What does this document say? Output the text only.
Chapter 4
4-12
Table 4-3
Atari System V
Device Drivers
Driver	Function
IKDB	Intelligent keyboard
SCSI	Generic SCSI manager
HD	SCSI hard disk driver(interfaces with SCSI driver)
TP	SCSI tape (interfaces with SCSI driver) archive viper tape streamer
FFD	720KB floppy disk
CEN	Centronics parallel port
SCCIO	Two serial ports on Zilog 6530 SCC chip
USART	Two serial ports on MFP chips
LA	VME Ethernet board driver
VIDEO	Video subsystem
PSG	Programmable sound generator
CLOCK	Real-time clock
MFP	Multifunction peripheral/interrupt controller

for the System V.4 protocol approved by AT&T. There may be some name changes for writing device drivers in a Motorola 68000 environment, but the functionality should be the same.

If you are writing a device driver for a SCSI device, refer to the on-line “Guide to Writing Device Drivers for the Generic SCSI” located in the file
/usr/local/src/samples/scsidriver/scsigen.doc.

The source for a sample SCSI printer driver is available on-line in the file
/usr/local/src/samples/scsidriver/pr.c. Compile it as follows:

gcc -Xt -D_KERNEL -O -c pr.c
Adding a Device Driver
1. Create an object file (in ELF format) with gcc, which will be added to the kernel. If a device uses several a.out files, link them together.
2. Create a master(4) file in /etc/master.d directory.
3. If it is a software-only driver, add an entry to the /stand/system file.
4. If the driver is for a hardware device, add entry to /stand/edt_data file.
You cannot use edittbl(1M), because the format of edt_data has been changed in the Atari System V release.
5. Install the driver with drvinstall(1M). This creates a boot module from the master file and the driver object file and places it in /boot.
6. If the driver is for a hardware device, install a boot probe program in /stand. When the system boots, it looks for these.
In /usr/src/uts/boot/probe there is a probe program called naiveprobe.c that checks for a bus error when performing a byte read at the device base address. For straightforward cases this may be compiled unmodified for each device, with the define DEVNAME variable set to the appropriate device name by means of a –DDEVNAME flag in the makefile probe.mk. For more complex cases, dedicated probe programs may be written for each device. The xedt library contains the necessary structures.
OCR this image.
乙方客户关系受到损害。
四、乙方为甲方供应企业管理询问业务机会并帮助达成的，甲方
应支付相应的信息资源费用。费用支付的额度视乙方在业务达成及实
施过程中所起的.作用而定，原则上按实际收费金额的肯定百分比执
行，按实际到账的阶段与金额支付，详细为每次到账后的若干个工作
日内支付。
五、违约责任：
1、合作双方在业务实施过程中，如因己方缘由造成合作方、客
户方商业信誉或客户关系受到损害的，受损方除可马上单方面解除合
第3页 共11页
════════════════════
**EXERCISE OBJECTIVE:** With the line containing "OCR this image." as the first and the last line of the records as the final one, print exactly the lines in that span.

**TASK RESPONSE:**
OCR this image.
乙方客户关系受到损害。
四、乙方为甲方供应企业管理询问业务机会并帮助达成的，甲方
应支付相应的信息资源费用。费用支付的额度视乙方在业务达成及实
施过程中所起的.作用而定，原则上按实际收费金额的肯定百分比执
行，按实际到账的阶段与金额支付，详细为每次到账后的若干个工作
日内支付。
五、违约责任：
1、合作双方在业务实施过程中，如因己方缘由造成合作方、客
户方商业信誉或客户关系受到损害的，受损方除可马上单方面解除合
第3页 共11页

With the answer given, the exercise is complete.